Collection entries.
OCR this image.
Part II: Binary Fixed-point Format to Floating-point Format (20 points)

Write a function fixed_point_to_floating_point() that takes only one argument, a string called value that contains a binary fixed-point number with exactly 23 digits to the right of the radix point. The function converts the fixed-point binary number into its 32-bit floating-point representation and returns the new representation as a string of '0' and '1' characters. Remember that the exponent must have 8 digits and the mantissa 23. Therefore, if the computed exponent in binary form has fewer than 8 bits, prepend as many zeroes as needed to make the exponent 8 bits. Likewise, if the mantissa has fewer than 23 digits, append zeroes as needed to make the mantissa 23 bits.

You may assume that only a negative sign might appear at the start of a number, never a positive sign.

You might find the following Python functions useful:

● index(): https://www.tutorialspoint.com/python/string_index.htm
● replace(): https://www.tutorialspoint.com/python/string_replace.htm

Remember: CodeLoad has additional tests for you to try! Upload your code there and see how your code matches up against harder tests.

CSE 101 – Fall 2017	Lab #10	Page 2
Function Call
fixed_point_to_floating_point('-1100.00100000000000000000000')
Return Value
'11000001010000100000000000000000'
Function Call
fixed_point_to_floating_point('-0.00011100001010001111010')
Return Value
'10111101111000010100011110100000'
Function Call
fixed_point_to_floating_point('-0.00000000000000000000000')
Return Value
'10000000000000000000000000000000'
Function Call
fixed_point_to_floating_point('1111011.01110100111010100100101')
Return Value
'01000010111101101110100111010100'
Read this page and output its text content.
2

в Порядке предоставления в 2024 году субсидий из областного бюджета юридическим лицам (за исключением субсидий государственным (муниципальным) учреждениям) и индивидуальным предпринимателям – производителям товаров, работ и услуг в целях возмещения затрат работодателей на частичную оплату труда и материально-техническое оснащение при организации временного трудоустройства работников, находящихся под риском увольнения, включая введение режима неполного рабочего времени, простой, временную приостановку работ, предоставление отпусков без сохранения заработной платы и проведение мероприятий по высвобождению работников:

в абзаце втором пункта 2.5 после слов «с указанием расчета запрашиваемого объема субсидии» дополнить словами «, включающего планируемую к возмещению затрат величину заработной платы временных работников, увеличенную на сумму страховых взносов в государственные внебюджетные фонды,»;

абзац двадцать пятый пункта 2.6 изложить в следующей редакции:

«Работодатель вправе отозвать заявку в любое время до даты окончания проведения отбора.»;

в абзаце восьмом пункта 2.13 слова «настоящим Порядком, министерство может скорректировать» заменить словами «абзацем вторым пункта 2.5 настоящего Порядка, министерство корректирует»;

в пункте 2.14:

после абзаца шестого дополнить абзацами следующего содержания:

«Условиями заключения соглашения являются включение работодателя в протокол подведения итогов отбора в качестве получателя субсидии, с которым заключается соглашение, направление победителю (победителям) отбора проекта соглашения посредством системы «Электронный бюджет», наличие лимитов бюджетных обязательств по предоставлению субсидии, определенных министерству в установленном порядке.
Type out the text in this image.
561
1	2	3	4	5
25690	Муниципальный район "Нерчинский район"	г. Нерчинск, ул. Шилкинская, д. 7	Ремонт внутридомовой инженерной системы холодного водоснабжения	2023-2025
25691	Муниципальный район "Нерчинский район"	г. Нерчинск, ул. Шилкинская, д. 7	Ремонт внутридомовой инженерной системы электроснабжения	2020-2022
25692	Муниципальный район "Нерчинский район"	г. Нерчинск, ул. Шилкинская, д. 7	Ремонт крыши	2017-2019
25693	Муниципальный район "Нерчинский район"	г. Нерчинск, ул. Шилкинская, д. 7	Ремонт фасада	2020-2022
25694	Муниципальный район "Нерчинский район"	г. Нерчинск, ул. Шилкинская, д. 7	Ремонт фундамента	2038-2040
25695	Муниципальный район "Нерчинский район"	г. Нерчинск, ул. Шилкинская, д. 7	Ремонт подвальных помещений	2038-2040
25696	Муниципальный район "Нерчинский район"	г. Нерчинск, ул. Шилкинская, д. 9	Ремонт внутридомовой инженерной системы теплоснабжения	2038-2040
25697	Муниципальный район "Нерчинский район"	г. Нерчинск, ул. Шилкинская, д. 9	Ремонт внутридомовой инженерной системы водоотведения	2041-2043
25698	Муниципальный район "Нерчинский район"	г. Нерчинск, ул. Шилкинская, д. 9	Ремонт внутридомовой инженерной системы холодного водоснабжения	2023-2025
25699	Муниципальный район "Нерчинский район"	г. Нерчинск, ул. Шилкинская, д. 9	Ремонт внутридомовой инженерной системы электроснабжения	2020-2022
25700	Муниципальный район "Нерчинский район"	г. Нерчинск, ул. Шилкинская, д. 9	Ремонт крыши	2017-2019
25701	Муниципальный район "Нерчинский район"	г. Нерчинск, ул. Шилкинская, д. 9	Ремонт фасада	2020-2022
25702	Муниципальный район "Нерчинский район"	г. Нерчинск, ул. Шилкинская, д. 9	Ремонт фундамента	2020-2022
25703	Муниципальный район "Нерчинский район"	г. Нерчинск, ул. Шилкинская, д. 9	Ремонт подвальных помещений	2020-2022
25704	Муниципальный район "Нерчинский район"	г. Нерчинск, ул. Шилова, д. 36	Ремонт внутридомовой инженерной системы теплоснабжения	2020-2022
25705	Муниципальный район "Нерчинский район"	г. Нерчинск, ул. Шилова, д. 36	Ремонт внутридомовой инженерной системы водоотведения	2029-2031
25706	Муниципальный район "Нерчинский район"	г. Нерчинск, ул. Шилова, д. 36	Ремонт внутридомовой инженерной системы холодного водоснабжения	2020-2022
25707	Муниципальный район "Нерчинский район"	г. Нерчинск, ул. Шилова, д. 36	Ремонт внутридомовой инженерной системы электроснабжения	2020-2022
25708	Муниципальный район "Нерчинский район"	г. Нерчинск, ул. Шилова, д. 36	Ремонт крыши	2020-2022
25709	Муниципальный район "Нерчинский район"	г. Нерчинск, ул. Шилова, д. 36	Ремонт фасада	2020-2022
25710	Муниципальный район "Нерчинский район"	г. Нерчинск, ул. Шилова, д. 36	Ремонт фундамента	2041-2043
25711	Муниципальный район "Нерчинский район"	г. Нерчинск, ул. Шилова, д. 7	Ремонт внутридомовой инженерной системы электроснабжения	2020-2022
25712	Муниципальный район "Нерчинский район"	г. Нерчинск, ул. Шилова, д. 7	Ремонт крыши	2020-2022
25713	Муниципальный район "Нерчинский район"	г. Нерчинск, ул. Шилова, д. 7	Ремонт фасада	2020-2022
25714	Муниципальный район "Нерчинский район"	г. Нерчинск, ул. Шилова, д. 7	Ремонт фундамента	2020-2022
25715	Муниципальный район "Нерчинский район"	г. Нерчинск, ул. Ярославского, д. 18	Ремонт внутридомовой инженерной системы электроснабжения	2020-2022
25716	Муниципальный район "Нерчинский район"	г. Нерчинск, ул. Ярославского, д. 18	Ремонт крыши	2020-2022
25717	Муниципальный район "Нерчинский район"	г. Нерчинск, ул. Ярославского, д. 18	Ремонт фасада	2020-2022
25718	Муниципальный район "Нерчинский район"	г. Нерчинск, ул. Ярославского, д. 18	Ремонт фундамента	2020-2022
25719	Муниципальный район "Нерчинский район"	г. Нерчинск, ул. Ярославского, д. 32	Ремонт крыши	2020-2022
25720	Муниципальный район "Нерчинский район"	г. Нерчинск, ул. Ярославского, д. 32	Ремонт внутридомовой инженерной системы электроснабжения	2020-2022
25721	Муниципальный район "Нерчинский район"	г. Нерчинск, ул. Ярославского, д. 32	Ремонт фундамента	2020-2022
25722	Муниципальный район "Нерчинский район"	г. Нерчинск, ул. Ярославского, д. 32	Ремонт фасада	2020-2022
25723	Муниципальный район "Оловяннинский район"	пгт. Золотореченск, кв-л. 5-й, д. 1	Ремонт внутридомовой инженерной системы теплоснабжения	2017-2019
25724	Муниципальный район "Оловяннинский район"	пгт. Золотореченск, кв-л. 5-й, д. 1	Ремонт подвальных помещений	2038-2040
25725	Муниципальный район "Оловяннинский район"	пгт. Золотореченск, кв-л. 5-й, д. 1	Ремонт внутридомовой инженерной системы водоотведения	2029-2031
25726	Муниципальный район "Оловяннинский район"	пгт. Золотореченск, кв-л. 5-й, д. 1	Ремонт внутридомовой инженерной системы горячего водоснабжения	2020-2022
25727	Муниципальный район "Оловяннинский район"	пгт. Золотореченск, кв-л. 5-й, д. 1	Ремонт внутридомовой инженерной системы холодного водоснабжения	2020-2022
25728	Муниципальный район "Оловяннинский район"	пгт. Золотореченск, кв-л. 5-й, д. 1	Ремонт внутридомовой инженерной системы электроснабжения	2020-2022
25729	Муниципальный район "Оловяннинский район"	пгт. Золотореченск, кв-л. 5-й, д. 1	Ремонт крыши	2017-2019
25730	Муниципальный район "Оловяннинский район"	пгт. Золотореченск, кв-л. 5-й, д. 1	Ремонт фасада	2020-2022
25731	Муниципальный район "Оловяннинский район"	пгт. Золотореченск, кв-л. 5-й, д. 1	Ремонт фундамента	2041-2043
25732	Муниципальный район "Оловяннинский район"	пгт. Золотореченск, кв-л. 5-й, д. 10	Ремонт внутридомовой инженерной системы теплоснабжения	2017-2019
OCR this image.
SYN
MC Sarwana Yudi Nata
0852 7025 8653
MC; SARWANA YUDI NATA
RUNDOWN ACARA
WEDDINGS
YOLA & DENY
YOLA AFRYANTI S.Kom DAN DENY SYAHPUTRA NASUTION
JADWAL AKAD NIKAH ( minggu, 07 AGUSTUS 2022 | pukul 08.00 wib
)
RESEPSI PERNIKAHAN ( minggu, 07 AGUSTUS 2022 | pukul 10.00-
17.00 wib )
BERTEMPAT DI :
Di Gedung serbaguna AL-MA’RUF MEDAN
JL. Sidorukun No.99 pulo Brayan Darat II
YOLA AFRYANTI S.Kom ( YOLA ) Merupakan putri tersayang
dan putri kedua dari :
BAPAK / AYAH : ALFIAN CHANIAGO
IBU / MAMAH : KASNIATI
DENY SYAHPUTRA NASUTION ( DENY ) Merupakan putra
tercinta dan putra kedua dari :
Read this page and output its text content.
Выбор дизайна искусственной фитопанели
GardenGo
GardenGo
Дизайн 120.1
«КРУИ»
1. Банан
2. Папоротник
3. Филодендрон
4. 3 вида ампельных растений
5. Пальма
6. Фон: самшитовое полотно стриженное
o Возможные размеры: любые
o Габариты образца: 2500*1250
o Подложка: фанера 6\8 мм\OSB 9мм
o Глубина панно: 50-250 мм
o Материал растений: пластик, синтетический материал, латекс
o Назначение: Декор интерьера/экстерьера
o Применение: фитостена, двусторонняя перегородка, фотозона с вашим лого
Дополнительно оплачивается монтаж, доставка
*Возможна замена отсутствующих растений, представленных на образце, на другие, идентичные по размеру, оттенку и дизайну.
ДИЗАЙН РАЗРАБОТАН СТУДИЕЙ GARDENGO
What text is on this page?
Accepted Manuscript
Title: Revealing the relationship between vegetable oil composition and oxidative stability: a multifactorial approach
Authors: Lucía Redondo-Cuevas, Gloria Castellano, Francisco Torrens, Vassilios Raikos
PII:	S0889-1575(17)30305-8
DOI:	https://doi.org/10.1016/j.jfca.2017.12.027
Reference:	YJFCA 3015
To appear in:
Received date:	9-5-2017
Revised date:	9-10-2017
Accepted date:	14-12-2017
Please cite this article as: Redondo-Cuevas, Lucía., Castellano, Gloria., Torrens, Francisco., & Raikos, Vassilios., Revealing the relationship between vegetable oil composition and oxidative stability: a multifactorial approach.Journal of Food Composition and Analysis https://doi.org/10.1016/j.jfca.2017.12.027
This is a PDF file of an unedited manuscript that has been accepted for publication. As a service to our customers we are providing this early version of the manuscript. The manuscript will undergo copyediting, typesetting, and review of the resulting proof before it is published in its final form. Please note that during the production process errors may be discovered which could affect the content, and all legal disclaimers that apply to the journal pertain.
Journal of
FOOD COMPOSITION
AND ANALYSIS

GOAL. Tell how many lines above contain the word "relationship". Give the number alone.

RESPONSE BELOW. 2